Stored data
┄┄┄┄┄┄

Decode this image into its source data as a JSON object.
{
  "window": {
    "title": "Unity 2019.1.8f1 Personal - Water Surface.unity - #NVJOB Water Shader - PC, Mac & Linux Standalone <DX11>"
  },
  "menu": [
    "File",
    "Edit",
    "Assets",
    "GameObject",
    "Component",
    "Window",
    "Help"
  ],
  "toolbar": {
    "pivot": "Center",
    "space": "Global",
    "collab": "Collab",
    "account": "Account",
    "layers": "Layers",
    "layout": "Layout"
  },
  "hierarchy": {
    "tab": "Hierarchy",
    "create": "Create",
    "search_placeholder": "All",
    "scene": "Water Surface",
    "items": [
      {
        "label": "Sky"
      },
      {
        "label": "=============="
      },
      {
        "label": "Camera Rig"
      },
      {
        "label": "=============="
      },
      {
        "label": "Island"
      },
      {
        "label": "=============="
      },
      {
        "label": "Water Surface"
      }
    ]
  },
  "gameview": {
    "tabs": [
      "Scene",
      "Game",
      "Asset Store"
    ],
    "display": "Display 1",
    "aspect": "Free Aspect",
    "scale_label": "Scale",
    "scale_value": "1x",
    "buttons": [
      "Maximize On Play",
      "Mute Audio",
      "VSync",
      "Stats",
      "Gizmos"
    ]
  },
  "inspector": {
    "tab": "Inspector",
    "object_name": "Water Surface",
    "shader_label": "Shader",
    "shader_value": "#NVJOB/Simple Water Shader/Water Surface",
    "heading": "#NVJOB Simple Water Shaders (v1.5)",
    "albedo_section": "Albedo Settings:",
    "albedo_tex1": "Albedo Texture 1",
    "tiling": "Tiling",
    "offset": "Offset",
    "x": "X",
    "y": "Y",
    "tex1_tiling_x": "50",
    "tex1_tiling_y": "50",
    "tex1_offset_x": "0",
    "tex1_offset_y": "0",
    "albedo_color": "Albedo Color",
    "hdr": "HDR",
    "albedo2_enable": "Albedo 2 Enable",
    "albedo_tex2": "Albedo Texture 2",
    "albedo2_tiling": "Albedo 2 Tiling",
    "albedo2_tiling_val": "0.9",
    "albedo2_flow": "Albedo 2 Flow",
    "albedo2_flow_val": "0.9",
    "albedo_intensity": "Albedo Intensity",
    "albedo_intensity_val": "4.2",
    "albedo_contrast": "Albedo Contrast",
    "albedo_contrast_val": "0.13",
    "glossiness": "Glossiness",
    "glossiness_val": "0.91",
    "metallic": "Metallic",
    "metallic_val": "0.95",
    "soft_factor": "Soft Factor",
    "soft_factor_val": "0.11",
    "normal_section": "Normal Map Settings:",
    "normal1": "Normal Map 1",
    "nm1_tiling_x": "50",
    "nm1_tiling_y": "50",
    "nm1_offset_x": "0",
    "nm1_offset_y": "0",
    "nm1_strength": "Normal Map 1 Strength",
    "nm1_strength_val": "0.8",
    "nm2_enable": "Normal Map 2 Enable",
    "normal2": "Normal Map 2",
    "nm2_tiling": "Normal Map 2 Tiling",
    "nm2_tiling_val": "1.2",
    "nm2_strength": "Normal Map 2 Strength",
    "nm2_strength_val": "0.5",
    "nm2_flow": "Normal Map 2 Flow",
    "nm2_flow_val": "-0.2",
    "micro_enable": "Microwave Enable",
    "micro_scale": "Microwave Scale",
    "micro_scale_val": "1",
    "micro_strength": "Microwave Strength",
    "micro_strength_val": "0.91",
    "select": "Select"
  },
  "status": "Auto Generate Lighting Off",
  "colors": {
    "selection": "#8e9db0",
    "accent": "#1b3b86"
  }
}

┄┄┄┄┄┄

■ What is expected:
Scan the lines above for "Enable", then copy every one that has it.

■ Exercise solution:
    "albedo2_enable": "Albedo 2 Enable",
    "nm2_enable": "Normal Map 2 Enable",
    "micro_enable": "Microwave Enable",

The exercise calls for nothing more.